**RECORDS SHOWN:**
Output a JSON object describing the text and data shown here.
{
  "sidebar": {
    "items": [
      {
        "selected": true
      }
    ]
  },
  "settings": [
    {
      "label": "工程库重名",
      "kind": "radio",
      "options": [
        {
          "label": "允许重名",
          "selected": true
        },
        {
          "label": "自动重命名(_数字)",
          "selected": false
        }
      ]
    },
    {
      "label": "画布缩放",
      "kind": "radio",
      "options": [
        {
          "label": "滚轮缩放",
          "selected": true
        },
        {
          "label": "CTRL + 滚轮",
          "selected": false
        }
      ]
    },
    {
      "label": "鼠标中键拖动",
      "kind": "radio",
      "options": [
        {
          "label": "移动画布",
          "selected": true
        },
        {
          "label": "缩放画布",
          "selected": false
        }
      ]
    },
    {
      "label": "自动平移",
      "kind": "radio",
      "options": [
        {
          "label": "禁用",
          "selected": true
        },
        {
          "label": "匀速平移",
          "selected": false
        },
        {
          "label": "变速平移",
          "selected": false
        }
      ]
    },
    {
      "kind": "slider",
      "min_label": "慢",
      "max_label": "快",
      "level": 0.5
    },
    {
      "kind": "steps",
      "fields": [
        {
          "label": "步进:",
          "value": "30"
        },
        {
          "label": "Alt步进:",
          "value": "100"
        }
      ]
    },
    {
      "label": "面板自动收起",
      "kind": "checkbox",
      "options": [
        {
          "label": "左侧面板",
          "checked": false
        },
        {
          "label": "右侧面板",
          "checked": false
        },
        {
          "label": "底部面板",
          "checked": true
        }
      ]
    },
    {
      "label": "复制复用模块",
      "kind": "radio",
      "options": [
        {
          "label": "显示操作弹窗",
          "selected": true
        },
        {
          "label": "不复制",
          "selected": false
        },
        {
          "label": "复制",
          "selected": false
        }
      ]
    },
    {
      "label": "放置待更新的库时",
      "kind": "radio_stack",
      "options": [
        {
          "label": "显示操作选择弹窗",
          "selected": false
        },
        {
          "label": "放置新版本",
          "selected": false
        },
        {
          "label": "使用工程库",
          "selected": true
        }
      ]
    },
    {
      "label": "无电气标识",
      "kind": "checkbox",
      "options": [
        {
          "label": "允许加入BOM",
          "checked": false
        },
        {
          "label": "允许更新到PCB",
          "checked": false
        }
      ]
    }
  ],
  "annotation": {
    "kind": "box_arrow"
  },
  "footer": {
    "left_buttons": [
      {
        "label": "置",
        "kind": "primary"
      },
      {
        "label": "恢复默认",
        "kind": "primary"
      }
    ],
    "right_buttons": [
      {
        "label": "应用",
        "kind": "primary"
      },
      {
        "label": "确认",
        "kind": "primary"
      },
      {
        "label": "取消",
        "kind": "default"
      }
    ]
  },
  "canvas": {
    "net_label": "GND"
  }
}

**DIRECTIVE:** Print the material verbatim, all of it.

**REPLY:**
Output a JSON object describing the text and data shown here.
{
  "sidebar": {
    "items": [
      {
        "selected": true
      }
    ]
  },
  "settings": [
    {
      "label": "工程库重名",
      "kind": "radio",
      "options": [
        {
          "label": "允许重名",
          "selected": true
        },
        {
          "label": "自动重命名(_数字)",
          "selected": false
        }
      ]
    },
    {
      "label": "画布缩放",
      "kind": "radio",
      "options": [
        {
          "label": "滚轮缩放",
          "selected": true
        },
        {
          "label": "CTRL + 滚轮",
          "selected": false
        }
      ]
    },
    {
      "label": "鼠标中键拖动",
      "kind": "radio",
      "options": [
        {
          "label": "移动画布",
          "selected": true
        },
        {
          "label": "缩放画布",
          "selected": false
        }
      ]
    },
    {
      "label": "自动平移",
      "kind": "radio",
      "options": [
        {
          "label": "禁用",
          "selected": true
        },
        {
          "label": "匀速平移",
          "selected": false
        },
        {
          "label": "变速平移",
          "selected": false
        }
      ]
    },
    {
      "kind": "slider",
      "min_label": "慢",
      "max_label": "快",
      "level": 0.5
    },
    {
      "kind": "steps",
      "fields": [
        {
          "label": "步进:",
          "value": "30"
        },
        {
          "label": "Alt步进:",
          "value": "100"
        }
      ]
    },
    {
      "label": "面板自动收起",
      "kind": "checkbox",
      "options": [
        {
          "label": "左侧面板",
          "checked": false
        },
        {
          "label": "右侧面板",
          "checked": false
        },
        {
          "label": "底部面板",
          "checked": true
        }
      ]
    },
    {
      "label": "复制复用模块",
      "kind": "radio",
      "options": [
        {
          "label": "显示操作弹窗",
          "selected": true
        },
        {
          "label": "不复制",
          "selected": false
        },
        {
          "label": "复制",
          "selected": false
        }
      ]
    },
    {
      "label": "放置待更新的库时",
      "kind": "radio_stack",
      "options": [
        {
          "label": "显示操作选择弹窗",
          "selected": false
        },
        {
          "label": "放置新版本",
          "selected": false
        },
        {
          "label": "使用工程库",
          "selected": true
        }
      ]
    },
    {
      "label": "无电气标识",
      "kind": "checkbox",
      "options": [
        {
          "label": "允许加入BOM",
          "checked": false
        },
        {
          "label": "允许更新到PCB",
          "checked": false
        }
      ]
    }
  ],
  "annotation": {
    "kind": "box_arrow"
  },
  "footer": {
    "left_buttons": [
      {
        "label": "置",
        "kind": "primary"
      },
      {
        "label": "恢复默认",
        "kind": "primary"
      }
    ],
    "right_buttons": [
      {
        "label": "应用",
        "kind": "primary"
      },
      {
        "label": "确认",
        "kind": "primary"
      },
      {
        "label": "取消",
        "kind": "default"
      }
    ]
  },
  "canvas": {
    "net_label": "GND"
  }
}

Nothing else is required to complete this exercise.